"""

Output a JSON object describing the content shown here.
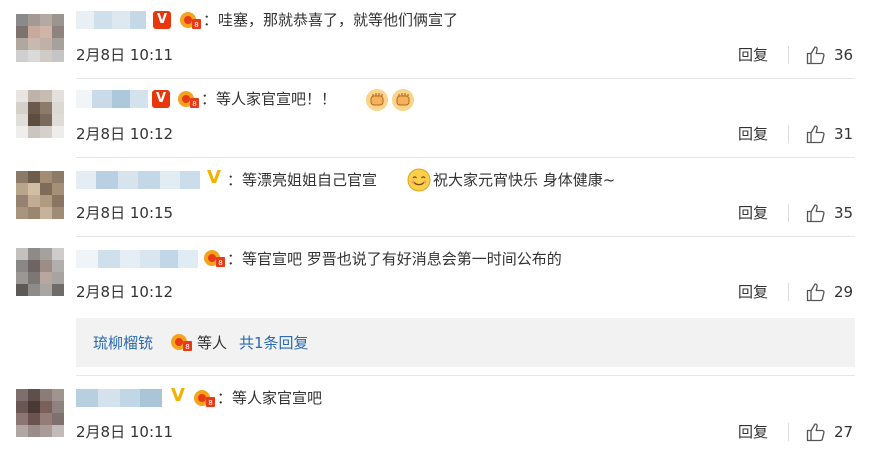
{
  "comments": [
    {
      "text": "：哇塞，那就恭喜了，就等他们俩宣了",
      "time": "2月8日 10:11",
      "reply": "回复",
      "likes": "36",
      "badge": "V"
    },
    {
      "text": "：等人家官宣吧！！",
      "time": "2月8日 10:12",
      "reply": "回复",
      "likes": "31",
      "badge": "V"
    },
    {
      "text": "：等漂亮姐姐自己官宣",
      "text2": "祝大家元宵快乐 身体健康~",
      "time": "2月8日 10:15",
      "reply": "回复",
      "likes": "35",
      "badge": "V"
    },
    {
      "text": "：等官宣吧 罗晋也说了有好消息会第一时间公布的",
      "time": "2月8日 10:12",
      "reply": "回复",
      "likes": "29"
    },
    {
      "text": "：等人家官宣吧",
      "time": "2月8日 10:11",
      "reply": "回复",
      "likes": "27",
      "badge": "V"
    }
  ],
  "subreply": {
    "user": "琉柳榴铳",
    "text": "等人",
    "more": "共1条回复"
  },
  "colors": {
    "link": "#2a6ab0",
    "vip_red": "#e8360d",
    "vip_gold": "#f3b100"
  },
  "icons": [
    "v-badge-icon",
    "fan-badge-icon",
    "fist-emoji-icon",
    "smile-emoji-icon",
    "thumbs-up-icon"
  ]
}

"""

(Problem to solve) Copy the entries exactly. Leave out the images.

(Reply)
Output a JSON object describing the content shown here.
{
  "comments": [
    {
      "text": "：哇塞，那就恭喜了，就等他们俩宣了",
      "time": "2月8日 10:11",
      "reply": "回复",
      "likes": "36",
      "badge": "V"
    },
    {
      "text": "：等人家官宣吧！！",
      "time": "2月8日 10:12",
      "reply": "回复",
      "likes": "31",
      "badge": "V"
    },
    {
      "text": "：等漂亮姐姐自己官宣",
      "text2": "祝大家元宵快乐 身体健康~",
      "time": "2月8日 10:15",
      "reply": "回复",
      "likes": "35",
      "badge": "V"
    },
    {
      "text": "：等官宣吧 罗晋也说了有好消息会第一时间公布的",
      "time": "2月8日 10:12",
      "reply": "回复",
      "likes": "29"
    },
    {
      "text": "：等人家官宣吧",
      "time": "2月8日 10:11",
      "reply": "回复",
      "likes": "27",
      "badge": "V"
    }
  ],
  "subreply": {
    "user": "琉柳榴铳",
    "text": "等人",
    "more": "共1条回复"
  },
  "colors": {
    "link": "#2a6ab0",
    "vip_red": "#e8360d",
    "vip_gold": "#f3b100"
  },
  "icons": [
    "v-badge-icon",
    "fan-badge-icon",
    "fist-emoji-icon",
    "smile-emoji-icon",
    "thumbs-up-icon"
  ]
}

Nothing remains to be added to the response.